## What you are asked to do
Retype the listing that follows, exactly as written.

## Records shown
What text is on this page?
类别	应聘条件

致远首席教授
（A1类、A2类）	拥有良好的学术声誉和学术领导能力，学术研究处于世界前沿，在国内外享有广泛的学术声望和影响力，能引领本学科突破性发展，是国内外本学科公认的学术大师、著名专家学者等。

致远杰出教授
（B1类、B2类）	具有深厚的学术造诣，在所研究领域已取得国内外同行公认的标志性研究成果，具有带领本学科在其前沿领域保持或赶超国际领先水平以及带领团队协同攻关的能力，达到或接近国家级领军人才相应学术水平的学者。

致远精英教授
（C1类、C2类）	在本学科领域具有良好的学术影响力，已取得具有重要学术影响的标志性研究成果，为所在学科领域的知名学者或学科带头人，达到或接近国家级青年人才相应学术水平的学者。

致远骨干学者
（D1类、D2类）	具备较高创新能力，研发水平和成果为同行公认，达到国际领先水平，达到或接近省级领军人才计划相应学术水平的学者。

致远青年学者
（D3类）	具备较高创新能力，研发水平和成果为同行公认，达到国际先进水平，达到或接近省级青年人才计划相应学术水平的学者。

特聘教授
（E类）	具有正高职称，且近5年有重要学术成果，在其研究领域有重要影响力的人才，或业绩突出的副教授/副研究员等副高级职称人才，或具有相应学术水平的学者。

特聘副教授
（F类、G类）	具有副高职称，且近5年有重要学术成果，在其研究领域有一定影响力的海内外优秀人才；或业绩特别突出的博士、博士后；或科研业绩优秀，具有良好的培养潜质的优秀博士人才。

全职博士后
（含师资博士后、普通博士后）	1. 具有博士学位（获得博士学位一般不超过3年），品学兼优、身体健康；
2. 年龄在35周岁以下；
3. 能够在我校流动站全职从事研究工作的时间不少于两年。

## Finished answer
What text is on this page?
类别	应聘条件

致远首席教授
（A1类、A2类）	拥有良好的学术声誉和学术领导能力，学术研究处于世界前沿，在国内外享有广泛的学术声望和影响力，能引领本学科突破性发展，是国内外本学科公认的学术大师、著名专家学者等。

致远杰出教授
（B1类、B2类）	具有深厚的学术造诣，在所研究领域已取得国内外同行公认的标志性研究成果，具有带领本学科在其前沿领域保持或赶超国际领先水平以及带领团队协同攻关的能力，达到或接近国家级领军人才相应学术水平的学者。

致远精英教授
（C1类、C2类）	在本学科领域具有良好的学术影响力，已取得具有重要学术影响的标志性研究成果，为所在学科领域的知名学者或学科带头人，达到或接近国家级青年人才相应学术水平的学者。

致远骨干学者
（D1类、D2类）	具备较高创新能力，研发水平和成果为同行公认，达到国际领先水平，达到或接近省级领军人才计划相应学术水平的学者。

致远青年学者
（D3类）	具备较高创新能力，研发水平和成果为同行公认，达到国际先进水平，达到或接近省级青年人才计划相应学术水平的学者。

特聘教授
（E类）	具有正高职称，且近5年有重要学术成果，在其研究领域有重要影响力的人才，或业绩突出的副教授/副研究员等副高级职称人才，或具有相应学术水平的学者。

特聘副教授
（F类、G类）	具有副高职称，且近5年有重要学术成果，在其研究领域有一定影响力的海内外优秀人才；或业绩特别突出的博士、博士后；或科研业绩优秀，具有良好的培养潜质的优秀博士人才。

全职博士后
（含师资博士后、普通博士后）	1. 具有博士学位（获得博士学位一般不超过3年），品学兼优、身体健康；
2. 年龄在35周岁以下；
3. 能够在我校流动站全职从事研究工作的时间不少于两年。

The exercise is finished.